> Brief:
In the entries below, find every line holding the string "light" and collect it.

> Input records:

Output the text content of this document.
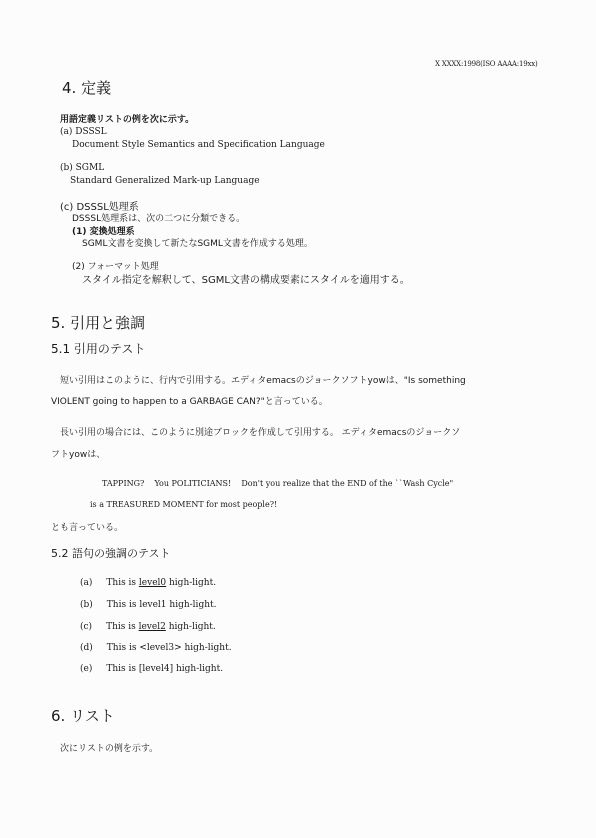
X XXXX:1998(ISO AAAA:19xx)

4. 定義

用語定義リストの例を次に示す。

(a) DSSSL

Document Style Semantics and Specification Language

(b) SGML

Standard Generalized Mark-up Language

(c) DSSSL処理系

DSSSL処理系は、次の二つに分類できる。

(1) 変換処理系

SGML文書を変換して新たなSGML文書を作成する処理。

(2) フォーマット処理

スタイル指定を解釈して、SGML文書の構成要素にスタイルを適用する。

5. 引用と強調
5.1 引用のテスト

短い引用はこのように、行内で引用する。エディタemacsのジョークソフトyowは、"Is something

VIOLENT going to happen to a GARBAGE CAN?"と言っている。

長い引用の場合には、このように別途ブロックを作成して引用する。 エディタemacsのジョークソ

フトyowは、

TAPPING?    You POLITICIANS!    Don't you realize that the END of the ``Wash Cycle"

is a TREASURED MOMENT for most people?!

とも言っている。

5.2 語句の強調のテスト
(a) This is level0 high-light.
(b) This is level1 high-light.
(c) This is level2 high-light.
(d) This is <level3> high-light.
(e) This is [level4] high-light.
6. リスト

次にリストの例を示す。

> Response to this exercise:
(a) This is level0 high-light.
(b) This is level1 high-light.
(c) This is level2 high-light.
(d) This is <level3> high-light.
(e) This is [level4] high-light.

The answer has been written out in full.